DESCRIPTION OF THE TASK
Read the listing and extract each line that includes the word "nStorlek".

___ MATERIAL ___

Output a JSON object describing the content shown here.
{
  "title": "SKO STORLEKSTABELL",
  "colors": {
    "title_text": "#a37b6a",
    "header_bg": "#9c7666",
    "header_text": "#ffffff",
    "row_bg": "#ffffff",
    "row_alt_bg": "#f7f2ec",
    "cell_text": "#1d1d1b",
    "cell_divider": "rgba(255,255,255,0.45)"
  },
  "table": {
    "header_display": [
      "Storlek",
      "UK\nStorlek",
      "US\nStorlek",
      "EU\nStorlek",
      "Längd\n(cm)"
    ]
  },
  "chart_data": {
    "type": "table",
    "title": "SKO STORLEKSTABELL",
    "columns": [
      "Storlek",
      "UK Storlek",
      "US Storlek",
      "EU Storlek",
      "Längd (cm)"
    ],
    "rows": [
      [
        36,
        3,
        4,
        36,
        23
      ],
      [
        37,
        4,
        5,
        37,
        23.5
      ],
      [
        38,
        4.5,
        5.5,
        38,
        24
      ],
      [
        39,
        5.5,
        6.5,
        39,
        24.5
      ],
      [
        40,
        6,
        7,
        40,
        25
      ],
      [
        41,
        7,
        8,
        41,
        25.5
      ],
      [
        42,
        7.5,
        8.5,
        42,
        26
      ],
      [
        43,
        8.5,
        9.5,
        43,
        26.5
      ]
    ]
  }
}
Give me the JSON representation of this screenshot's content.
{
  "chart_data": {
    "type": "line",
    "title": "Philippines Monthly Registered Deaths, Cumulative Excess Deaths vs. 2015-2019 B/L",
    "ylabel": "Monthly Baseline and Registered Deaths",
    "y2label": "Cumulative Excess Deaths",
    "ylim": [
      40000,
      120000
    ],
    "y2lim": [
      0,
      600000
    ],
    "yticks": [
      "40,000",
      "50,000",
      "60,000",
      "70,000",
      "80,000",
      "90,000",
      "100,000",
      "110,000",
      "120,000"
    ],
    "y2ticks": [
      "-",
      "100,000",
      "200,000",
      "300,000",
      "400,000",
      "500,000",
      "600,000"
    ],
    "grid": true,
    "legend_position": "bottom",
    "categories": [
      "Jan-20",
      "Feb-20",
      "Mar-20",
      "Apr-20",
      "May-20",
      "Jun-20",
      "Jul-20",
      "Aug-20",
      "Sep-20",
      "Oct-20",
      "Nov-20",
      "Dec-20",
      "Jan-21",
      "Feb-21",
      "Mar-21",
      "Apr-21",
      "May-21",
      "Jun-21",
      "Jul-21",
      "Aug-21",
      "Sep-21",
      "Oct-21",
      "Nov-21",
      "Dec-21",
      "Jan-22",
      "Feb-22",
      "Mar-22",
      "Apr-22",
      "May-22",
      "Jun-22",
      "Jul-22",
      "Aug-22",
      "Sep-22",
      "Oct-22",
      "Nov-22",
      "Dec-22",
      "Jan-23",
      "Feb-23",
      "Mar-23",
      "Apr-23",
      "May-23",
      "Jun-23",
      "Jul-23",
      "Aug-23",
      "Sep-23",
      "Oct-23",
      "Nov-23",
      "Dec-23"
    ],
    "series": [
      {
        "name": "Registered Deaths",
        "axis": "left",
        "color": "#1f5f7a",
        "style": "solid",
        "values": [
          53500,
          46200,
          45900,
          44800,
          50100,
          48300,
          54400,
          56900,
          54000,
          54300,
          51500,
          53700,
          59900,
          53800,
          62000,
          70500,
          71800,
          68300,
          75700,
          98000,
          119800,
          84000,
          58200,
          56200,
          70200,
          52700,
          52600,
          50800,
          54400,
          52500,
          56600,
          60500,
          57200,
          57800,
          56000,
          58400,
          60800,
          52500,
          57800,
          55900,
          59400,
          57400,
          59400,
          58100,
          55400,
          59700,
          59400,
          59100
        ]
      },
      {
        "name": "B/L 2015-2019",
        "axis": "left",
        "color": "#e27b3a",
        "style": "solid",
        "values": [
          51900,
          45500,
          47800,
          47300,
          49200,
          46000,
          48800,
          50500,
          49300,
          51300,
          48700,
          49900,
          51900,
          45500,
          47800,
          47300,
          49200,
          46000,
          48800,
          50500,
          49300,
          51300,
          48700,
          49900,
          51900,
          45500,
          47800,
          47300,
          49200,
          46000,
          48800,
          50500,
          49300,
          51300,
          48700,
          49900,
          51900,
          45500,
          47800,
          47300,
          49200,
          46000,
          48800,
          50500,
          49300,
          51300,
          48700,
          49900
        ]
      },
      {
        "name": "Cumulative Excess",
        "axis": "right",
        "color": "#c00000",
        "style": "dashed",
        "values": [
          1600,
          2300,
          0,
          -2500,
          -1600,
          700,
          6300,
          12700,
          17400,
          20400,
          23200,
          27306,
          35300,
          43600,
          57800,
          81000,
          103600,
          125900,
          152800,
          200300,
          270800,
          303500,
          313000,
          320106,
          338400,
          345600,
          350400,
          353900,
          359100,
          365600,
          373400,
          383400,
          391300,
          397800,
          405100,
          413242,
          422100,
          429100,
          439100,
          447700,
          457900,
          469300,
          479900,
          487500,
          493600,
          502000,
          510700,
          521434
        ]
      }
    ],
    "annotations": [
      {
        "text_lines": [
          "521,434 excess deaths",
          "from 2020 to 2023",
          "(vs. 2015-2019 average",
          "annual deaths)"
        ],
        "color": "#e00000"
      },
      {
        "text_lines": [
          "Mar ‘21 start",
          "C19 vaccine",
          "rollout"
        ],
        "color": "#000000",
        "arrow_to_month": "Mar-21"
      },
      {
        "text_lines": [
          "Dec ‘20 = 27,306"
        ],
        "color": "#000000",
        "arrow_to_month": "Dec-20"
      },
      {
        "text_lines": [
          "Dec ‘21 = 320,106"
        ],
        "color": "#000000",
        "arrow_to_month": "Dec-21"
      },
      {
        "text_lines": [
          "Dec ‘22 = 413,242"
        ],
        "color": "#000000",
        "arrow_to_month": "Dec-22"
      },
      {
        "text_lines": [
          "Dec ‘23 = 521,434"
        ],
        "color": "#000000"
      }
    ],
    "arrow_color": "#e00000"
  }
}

___

WRITTEN SOLUTION
      "UK\nStorlek",
      "US\nStorlek",
      "EU\nStorlek",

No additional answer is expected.